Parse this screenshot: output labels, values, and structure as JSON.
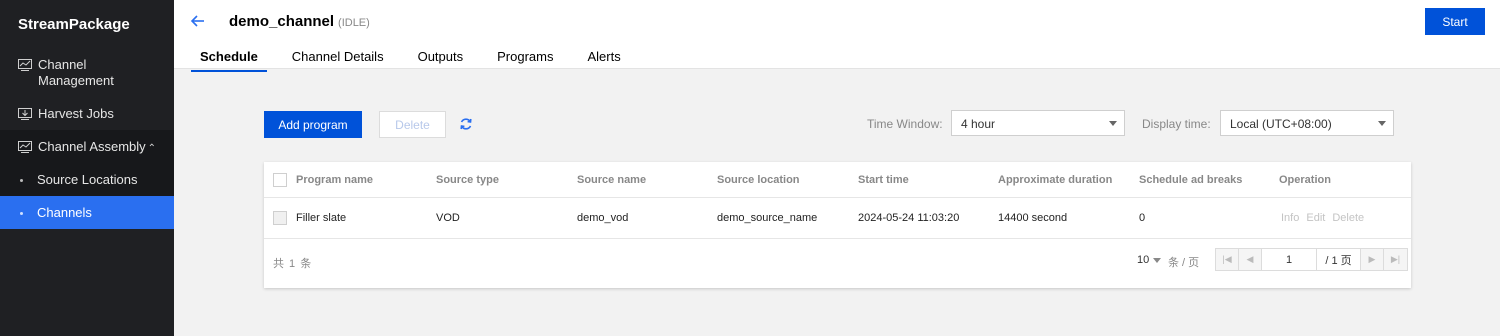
{
  "sidebar": {
    "brand": "StreamPackage",
    "items": [
      {
        "label": "Channel Management",
        "icon": "monitor-chart-icon"
      },
      {
        "label": "Harvest Jobs",
        "icon": "download-icon"
      },
      {
        "label": "Channel Assembly",
        "icon": "monitor-chart-icon"
      }
    ],
    "subitems": [
      {
        "label": "Source Locations"
      },
      {
        "label": "Channels"
      }
    ]
  },
  "header": {
    "title": "demo_channel",
    "status": "(IDLE)",
    "start_label": "Start",
    "tabs": [
      "Schedule",
      "Channel Details",
      "Outputs",
      "Programs",
      "Alerts"
    ]
  },
  "toolbar": {
    "add_label": "Add program",
    "delete_label": "Delete",
    "time_window_label": "Time Window:",
    "time_window_value": "4 hour",
    "display_time_label": "Display time:",
    "display_time_value": "Local (UTC+08:00)"
  },
  "table": {
    "columns": [
      "Program name",
      "Source type",
      "Source name",
      "Source location",
      "Start time",
      "Approximate duration",
      "Schedule ad breaks",
      "Operation"
    ],
    "rows": [
      {
        "program_name": "Filler slate",
        "source_type": "VOD",
        "source_name": "demo_vod",
        "source_location": "demo_source_name",
        "start_time": "2024-05-24 11:03:20",
        "duration": "14400 second",
        "ad_breaks": "0",
        "ops": [
          "Info",
          "Edit",
          "Delete"
        ]
      }
    ]
  },
  "pagination": {
    "total_text": "共 1 条",
    "page_size": "10",
    "per_page_text": "条 / 页",
    "current_page": "1",
    "total_pages_text": "/ 1 页"
  },
  "colors": {
    "accent": "#0052d9",
    "sidebar_bg": "#1f2023",
    "sidebar_active": "#2a6ff0"
  }
}
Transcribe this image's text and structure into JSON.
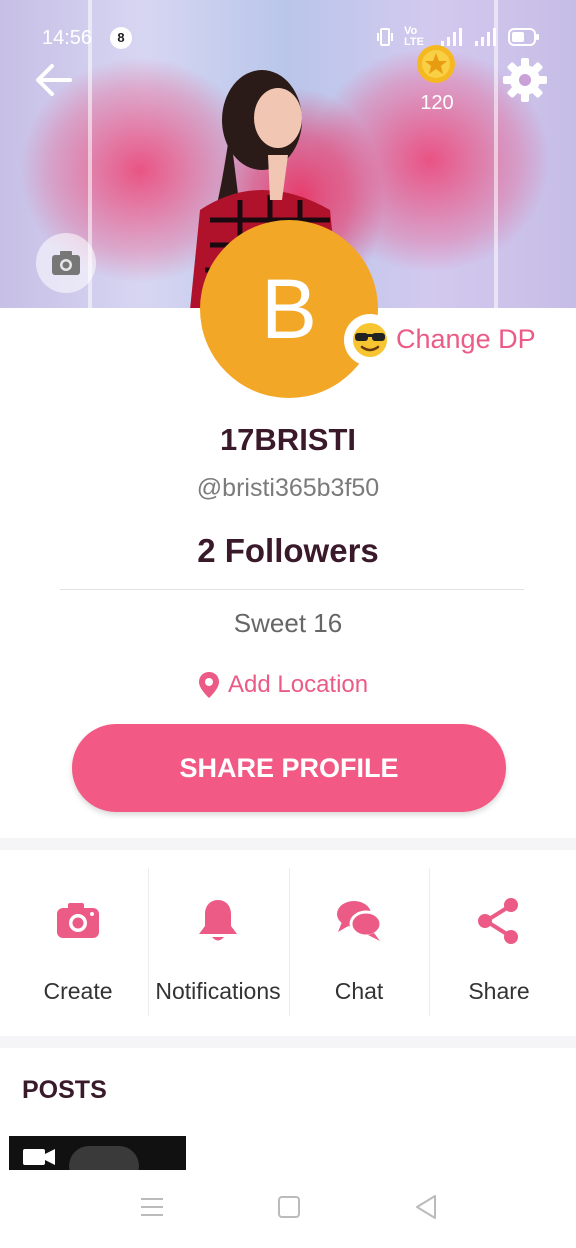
{
  "status_bar": {
    "time": "14:56",
    "notification_count": "8",
    "network_label": "Vo LTE"
  },
  "header": {
    "coin_count": "120"
  },
  "profile": {
    "avatar_letter": "B",
    "change_dp_label": "Change DP",
    "username": "17BRISTI",
    "handle": "@bristi365b3f50",
    "followers": "2 Followers",
    "bio": "Sweet 16",
    "add_location_label": "Add Location",
    "share_button_label": "SHARE PROFILE"
  },
  "actions": [
    {
      "label": "Create",
      "icon": "camera-icon"
    },
    {
      "label": "Notifications",
      "icon": "bell-icon"
    },
    {
      "label": "Chat",
      "icon": "chat-bubbles-icon"
    },
    {
      "label": "Share",
      "icon": "share-icon"
    }
  ],
  "posts": {
    "title": "POSTS"
  },
  "colors": {
    "accent": "#f25984",
    "avatar_bg": "#f3a726",
    "heading": "#3a1a2a"
  }
}
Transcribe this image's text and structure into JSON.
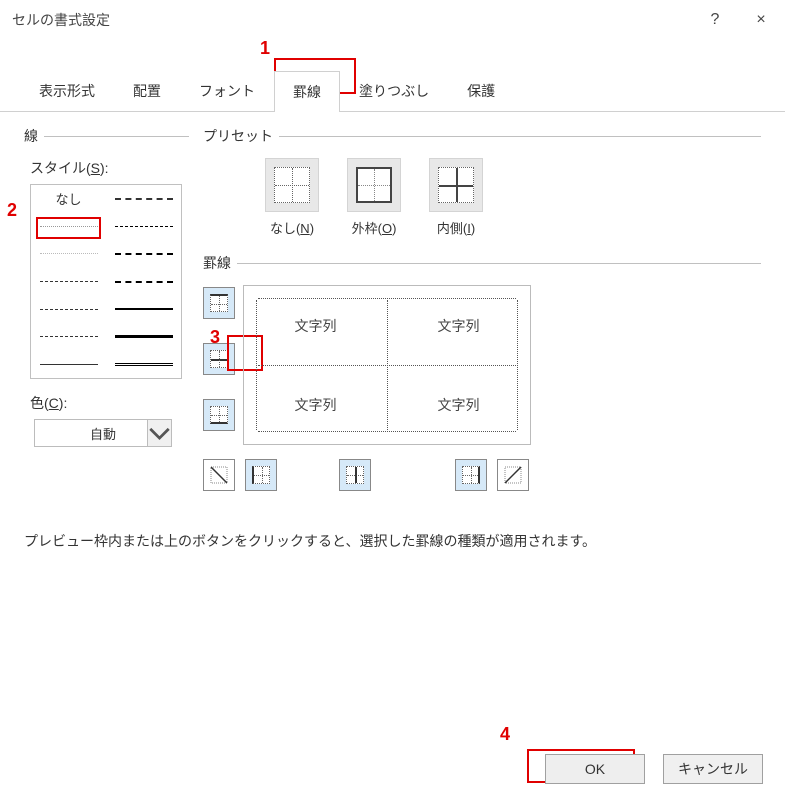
{
  "title": "セルの書式設定",
  "help_icon": "?",
  "close_icon": "×",
  "tabs": [
    "表示形式",
    "配置",
    "フォント",
    "罫線",
    "塗りつぶし",
    "保護"
  ],
  "selected_tab": 3,
  "line_section_label": "線",
  "style_label": "スタイル(S):",
  "style_none": "なし",
  "color_label": "色(C):",
  "color_value": "自動",
  "preset_section_label": "プリセット",
  "presets": [
    {
      "label": "なし(N)",
      "key": "none"
    },
    {
      "label": "外枠(O)",
      "key": "outer"
    },
    {
      "label": "内側(I)",
      "key": "inner"
    }
  ],
  "border_section_label": "罫線",
  "preview_cells": [
    "文字列",
    "文字列",
    "文字列",
    "文字列"
  ],
  "description": "プレビュー枠内または上のボタンをクリックすると、選択した罫線の種類が適用されます。",
  "ok_label": "OK",
  "cancel_label": "キャンセル",
  "annotations": {
    "a1": "1",
    "a2": "2",
    "a3": "3",
    "a4": "4"
  }
}
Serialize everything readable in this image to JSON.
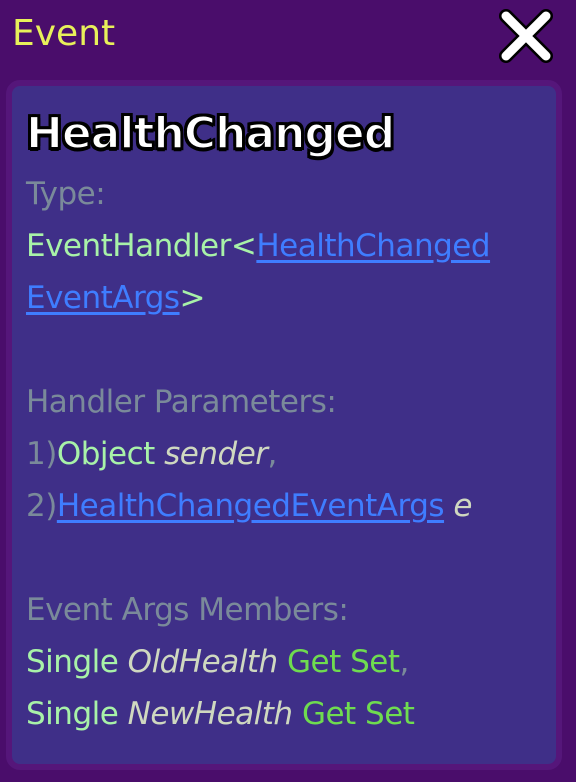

• **Stated goal**
Every record must be copied exactly, with the pictures left out.

• **Written reply**
Parse this screenshot: output labels, values, and structure as JSON.
{
  "sidebar": {
    "brand": "StreamPackage",
    "items": [
      {
        "label": "Channel Management",
        "icon": "monitor-chart-icon"
      },
      {
        "label": "Harvest Jobs",
        "icon": "download-icon"
      },
      {
        "label": "Channel Assembly",
        "icon": "monitor-chart-icon"
      }
    ],
    "subitems": [
      {
        "label": "Source Locations"
      },
      {
        "label": "Channels"
      }
    ]
  },
  "header": {
    "title": "demo_channel",
    "status": "(IDLE)",
    "start_label": "Start",
    "tabs": [
      "Schedule",
      "Channel Details",
      "Outputs",
      "Programs",
      "Alerts"
    ]
  },
  "toolbar": {
    "add_label": "Add program",
    "delete_label": "Delete",
    "time_window_label": "Time Window:",
    "time_window_value": "4 hour",
    "display_time_label": "Display time:",
    "display_time_value": "Local (UTC+08:00)"
  },
  "table": {
    "columns": [
      "Program name",
      "Source type",
      "Source name",
      "Source location",
      "Start time",
      "Approximate duration",
      "Schedule ad breaks",
      "Operation"
    ],
    "rows": [
      {
        "program_name": "Filler slate",
        "source_type": "VOD",
        "source_name": "demo_vod",
        "source_location": "demo_source_name",
        "start_time": "2024-05-24 11:03:20",
        "duration": "14400 second",
        "ad_breaks": "0",
        "ops": [
          "Info",
          "Edit",
          "Delete"
        ]
      }
    ]
  },
  "pagination": {
    "total_text": "共 1 条",
    "page_size": "10",
    "per_page_text": "条 / 页",
    "current_page": "1",
    "total_pages_text": "/ 1 页"
  },
  "colors": {
    "accent": "#0052d9",
    "sidebar_bg": "#1f2023",
    "sidebar_active": "#2a6ff0"
  }
}
Transcribe this image's text and structure into JSON.
{
  "status_bar": {
    "time": "14:56",
    "notification_count": "8",
    "network_label": "Vo LTE"
  },
  "header": {
    "coin_count": "120"
  },
  "profile": {
    "avatar_letter": "B",
    "change_dp_label": "Change DP",
    "username": "17BRISTI",
    "handle": "@bristi365b3f50",
    "followers": "2 Followers",
    "bio": "Sweet 16",
    "add_location_label": "Add Location",
    "share_button_label": "SHARE PROFILE"
  },
  "actions": [
    {
      "label": "Create",
      "icon": "camera-icon"
    },
    {
      "label": "Notifications",
      "icon": "bell-icon"
    },
    {
      "label": "Chat",
      "icon": "chat-bubbles-icon"
    },
    {
      "label": "Share",
      "icon": "share-icon"
    }
  ],
  "posts": {
    "title": "POSTS"
  },
  "colors": {
    "accent": "#f25984",
    "avatar_bg": "#f3a726",
    "heading": "#3a1a2a"
  }
}
Transcribe this image's text and structure into JSON.
{
  "title": "セルの書式設定",
  "help_icon": "?",
  "close_icon": "×",
  "tabs": [
    "表示形式",
    "配置",
    "フォント",
    "罫線",
    "塗りつぶし",
    "保護"
  ],
  "selected_tab": 3,
  "line_section_label": "線",
  "style_label": "スタイル(S):",
  "style_none": "なし",
  "color_label": "色(C):",
  "color_value": "自動",
  "preset_section_label": "プリセット",
  "presets": [
    {
      "label": "なし(N)",
      "key": "none"
    },
    {
      "label": "外枠(O)",
      "key": "outer"
    },
    {
      "label": "内側(I)",
      "key": "inner"
    }
  ],
  "border_section_label": "罫線",
  "preview_cells": [
    "文字列",
    "文字列",
    "文字列",
    "文字列"
  ],
  "description": "プレビュー枠内または上のボタンをクリックすると、選択した罫線の種類が適用されます。",
  "ok_label": "OK",
  "cancel_label": "キャンセル",
  "annotations": {
    "a1": "1",
    "a2": "2",
    "a3": "3",
    "a4": "4"
  }
}
Serialize everything readable in this image to JSON.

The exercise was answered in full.